* Start EXCERPT *

Studio album by Avantdale Bowling Club
- Released: 30 September 2022
- Genre: Hip-hop; jazz;
- Length: 42:04
- Label: Years Gone By
- Producer: Christoph El Truento; Haz Beats;

Avantdale Bowling Club chronology
| Avantdale Bowling Club (2018) | Trees (2022) |  |

= Trees (album) =

2022 album by Avantdale Bowling Club

Trees (stylised as TREES) is the second studio album by Avantdale Bowling Club, the solo project of New Zealand rapper Tom Scott. Released in September 2022, the album debuted at number one on the Official New Zealand Music Chart.

==Production==

Scott worked together with former At Peace bandmate Christoph El Truento to create the album. The pair worked to create a more modern sound on the album compared to the debut Avantdale Bowling Club album from 2018, by incorporating auto-tune, newer drum machines and accordion.

==Release and promotion==

As a part of the 2022 New Zealand International Film Festival, Scott released Trees, an 18-minute short film directed by Scott that depicts a dystopian world where trees have been banned. The film starred Bruce Hopkins, and was scored by Avantdale Bowling Club. Scott toured New Zealand in November and December 2022, performing six dates including performances at the Auckland Town Hall and the St. James Theatre, Wellington.

* End EXCERPT *
* Start RAW DATA *

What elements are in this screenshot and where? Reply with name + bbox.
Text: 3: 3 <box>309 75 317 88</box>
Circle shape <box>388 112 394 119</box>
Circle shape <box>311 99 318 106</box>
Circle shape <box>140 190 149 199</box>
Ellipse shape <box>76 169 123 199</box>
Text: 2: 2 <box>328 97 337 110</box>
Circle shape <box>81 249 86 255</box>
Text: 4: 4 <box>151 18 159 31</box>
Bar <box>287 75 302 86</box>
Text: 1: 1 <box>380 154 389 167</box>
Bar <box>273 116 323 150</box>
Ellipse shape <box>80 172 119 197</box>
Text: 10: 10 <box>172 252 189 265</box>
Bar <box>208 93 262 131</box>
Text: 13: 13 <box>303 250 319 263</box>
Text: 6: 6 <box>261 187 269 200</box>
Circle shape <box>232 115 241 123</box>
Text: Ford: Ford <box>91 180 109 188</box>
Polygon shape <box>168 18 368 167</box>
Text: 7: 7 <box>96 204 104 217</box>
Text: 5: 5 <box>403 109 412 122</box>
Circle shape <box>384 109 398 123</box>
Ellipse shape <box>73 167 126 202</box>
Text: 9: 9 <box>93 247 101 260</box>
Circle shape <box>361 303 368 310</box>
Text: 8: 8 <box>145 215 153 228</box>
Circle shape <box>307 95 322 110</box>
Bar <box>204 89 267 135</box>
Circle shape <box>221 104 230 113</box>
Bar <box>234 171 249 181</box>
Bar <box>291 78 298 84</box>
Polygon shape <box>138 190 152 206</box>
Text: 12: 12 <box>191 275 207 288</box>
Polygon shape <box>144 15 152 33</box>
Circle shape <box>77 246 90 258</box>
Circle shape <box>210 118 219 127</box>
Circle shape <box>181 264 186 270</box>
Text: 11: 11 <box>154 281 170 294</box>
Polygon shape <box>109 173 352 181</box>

* End RAW DATA *

_TASK STATEMENT_. Continue the article about the album Trees above, starting after its last sentence.

_EXPECTED OUTPUT_.
==Critical reception==

Everything Is Noise chose Trees as one of their top 75 albums of 2022, while Hip-Hop Golden Age chose Trees as the 14th best hip-hop album of 2022, praising the album as "an effortless fusion of neo-jazz and Hip Hop", noting that "Trees is more subtle and humble than Avantdale Bowling Club's eponymous masterpiece debut".

==Track listing==

Trees track listing
| No. | Title | Writer(s) | Length |
|---|---|---|---|
| 1. | "Trees" | Chris James; Tom Scott; | 3:43 |
| 2. | "Rent 2 High" | Cory Champion; Harry Huavi; Tom Scott; | 5:49 |
| 3. | "Twenty Eight" | James; Scott; | 2:48 |
| 4. | "Flying Pigs" | Chris James; Eden Jouavel; Teddy Wright; Scott; | 6:17 |
| 5. | "Friday Night @ the Liquor Store" | James; Scott; | 3:20 |
| 6. | "Going Through It." | James; Scott; | 6:17 |
| 7. | "Still Feel Broke" | James; Mara TK; Scott; | 5:50 |
| 8. | "Remember, I Really Am Asleep?" | James; Quincy Wainui; Scott; | 0:59 |
| 9. | "Without You" | James; Scott; | 5:27 |
| 10. | "Outro?" | James; Dallas Tamaira; | 1:34 |
| Total length: |  |  | 42:04 |

==Credits and personnel==

- Tom Broome – recording (2)
- Cory Champion – drums, vibraphone
- Tom Dennison – additional bass
- Julien Dyne – drums
- Christoph El Truento – mixer, producer
- Guy Harrison – keyboards, trumpet
- Brandon Haru – keyboards
- Daniel Hayles – keyboards
- Haz Beats – producer (2)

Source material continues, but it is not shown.